:: Short task ::
Make an exact copy of the lines below.

:: Information shown ::
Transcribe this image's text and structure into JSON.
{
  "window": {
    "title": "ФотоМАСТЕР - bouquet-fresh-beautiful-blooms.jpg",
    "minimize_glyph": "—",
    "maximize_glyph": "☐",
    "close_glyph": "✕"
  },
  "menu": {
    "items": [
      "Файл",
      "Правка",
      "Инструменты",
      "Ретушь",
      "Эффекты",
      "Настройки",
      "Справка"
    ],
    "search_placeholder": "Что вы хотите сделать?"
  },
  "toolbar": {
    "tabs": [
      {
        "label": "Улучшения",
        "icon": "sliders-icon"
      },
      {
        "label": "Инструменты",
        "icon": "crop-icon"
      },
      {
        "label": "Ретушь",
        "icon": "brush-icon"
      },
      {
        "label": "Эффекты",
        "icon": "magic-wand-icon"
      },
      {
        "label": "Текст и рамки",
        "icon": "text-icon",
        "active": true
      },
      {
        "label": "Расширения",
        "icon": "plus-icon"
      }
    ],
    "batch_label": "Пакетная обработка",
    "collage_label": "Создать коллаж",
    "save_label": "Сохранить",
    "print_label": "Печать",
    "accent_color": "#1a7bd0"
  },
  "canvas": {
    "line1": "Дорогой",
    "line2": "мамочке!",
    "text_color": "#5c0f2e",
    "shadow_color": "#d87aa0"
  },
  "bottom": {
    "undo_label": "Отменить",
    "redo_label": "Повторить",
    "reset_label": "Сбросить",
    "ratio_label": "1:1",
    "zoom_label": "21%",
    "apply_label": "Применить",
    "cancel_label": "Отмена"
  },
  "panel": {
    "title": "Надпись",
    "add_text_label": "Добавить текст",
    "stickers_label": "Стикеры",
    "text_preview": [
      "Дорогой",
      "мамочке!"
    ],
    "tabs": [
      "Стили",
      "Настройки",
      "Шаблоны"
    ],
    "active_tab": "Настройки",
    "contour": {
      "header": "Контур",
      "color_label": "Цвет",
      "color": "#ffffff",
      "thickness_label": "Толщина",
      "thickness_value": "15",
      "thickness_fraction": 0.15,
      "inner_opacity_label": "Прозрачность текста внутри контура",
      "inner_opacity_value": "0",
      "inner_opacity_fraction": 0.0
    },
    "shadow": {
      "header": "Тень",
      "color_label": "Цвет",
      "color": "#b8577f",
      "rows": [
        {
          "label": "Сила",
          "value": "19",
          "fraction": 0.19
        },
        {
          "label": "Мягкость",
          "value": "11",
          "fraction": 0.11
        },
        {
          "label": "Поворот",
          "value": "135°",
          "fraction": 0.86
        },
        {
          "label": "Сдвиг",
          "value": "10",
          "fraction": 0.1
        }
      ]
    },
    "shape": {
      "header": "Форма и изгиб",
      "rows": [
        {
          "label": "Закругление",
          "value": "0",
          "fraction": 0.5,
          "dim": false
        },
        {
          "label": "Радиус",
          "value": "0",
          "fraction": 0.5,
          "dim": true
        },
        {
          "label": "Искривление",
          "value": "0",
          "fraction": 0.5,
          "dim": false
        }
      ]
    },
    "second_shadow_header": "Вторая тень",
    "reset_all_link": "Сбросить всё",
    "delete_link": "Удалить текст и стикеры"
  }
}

:: Response ::
Transcribe this image's text and structure into JSON.
{
  "window": {
    "title": "ФотоМАСТЕР - bouquet-fresh-beautiful-blooms.jpg",
    "minimize_glyph": "—",
    "maximize_glyph": "☐",
    "close_glyph": "✕"
  },
  "menu": {
    "items": [
      "Файл",
      "Правка",
      "Инструменты",
      "Ретушь",
      "Эффекты",
      "Настройки",
      "Справка"
    ],
    "search_placeholder": "Что вы хотите сделать?"
  },
  "toolbar": {
    "tabs": [
      {
        "label": "Улучшения",
        "icon": "sliders-icon"
      },
      {
        "label": "Инструменты",
        "icon": "crop-icon"
      },
      {
        "label": "Ретушь",
        "icon": "brush-icon"
      },
      {
        "label": "Эффекты",
        "icon": "magic-wand-icon"
      },
      {
        "label": "Текст и рамки",
        "icon": "text-icon",
        "active": true
      },
      {
        "label": "Расширения",
        "icon": "plus-icon"
      }
    ],
    "batch_label": "Пакетная обработка",
    "collage_label": "Создать коллаж",
    "save_label": "Сохранить",
    "print_label": "Печать",
    "accent_color": "#1a7bd0"
  },
  "canvas": {
    "line1": "Дорогой",
    "line2": "мамочке!",
    "text_color": "#5c0f2e",
    "shadow_color": "#d87aa0"
  },
  "bottom": {
    "undo_label": "Отменить",
    "redo_label": "Повторить",
    "reset_label": "Сбросить",
    "ratio_label": "1:1",
    "zoom_label": "21%",
    "apply_label": "Применить",
    "cancel_label": "Отмена"
  },
  "panel": {
    "title": "Надпись",
    "add_text_label": "Добавить текст",
    "stickers_label": "Стикеры",
    "text_preview": [
      "Дорогой",
      "мамочке!"
    ],
    "tabs": [
      "Стили",
      "Настройки",
      "Шаблоны"
    ],
    "active_tab": "Настройки",
    "contour": {
      "header": "Контур",
      "color_label": "Цвет",
      "color": "#ffffff",
      "thickness_label": "Толщина",
      "thickness_value": "15",
      "thickness_fraction": 0.15,
      "inner_opacity_label": "Прозрачность текста внутри контура",
      "inner_opacity_value": "0",
      "inner_opacity_fraction": 0.0
    },
    "shadow": {
      "header": "Тень",
      "color_label": "Цвет",
      "color": "#b8577f",
      "rows": [
        {
          "label": "Сила",
          "value": "19",
          "fraction": 0.19
        },
        {
          "label": "Мягкость",
          "value": "11",
          "fraction": 0.11
        },
        {
          "label": "Поворот",
          "value": "135°",
          "fraction": 0.86
        },
        {
          "label": "Сдвиг",
          "value": "10",
          "fraction": 0.1
        }
      ]
    },
    "shape": {
      "header": "Форма и изгиб",
      "rows": [
        {
          "label": "Закругление",
          "value": "0",
          "fraction": 0.5,
          "dim": false
        },
        {
          "label": "Радиус",
          "value": "0",
          "fraction": 0.5,
          "dim": true
        },
        {
          "label": "Искривление",
          "value": "0",
          "fraction": 0.5,
          "dim": false
        }
      ]
    },
    "second_shadow_header": "Вторая тень",
    "reset_all_link": "Сбросить всё",
    "delete_link": "Удалить текст и стикеры"
  }
}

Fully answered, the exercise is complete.